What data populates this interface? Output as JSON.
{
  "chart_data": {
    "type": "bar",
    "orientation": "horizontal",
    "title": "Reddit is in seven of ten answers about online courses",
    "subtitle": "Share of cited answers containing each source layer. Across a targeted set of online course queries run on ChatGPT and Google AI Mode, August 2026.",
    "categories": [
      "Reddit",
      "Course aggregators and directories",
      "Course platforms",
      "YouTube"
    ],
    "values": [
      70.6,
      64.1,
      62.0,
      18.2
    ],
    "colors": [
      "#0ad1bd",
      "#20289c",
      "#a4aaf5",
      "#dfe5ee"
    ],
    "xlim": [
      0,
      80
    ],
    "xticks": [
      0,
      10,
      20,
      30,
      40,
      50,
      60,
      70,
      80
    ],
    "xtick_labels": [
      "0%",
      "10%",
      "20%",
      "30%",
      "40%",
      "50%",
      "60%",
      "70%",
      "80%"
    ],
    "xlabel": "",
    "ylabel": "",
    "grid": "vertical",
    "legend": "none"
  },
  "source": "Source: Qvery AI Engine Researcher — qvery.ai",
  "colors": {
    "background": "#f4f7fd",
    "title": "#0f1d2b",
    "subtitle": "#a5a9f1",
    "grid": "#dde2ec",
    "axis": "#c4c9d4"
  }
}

☆ ☆ ☆ ☆ ☆ ☆ ☆

PROBLEM DESCRIPTION
Copy the lines from the entries above in which the word "source" appears.

RESULT OF THIS EXERCISE
    "subtitle": "Share of cited answers containing each source layer. Across a targeted set of online course queries run on ChatGPT and Google AI Mode, August 2026.",
  "source": "Source: Qvery AI Engine Researcher — qvery.ai",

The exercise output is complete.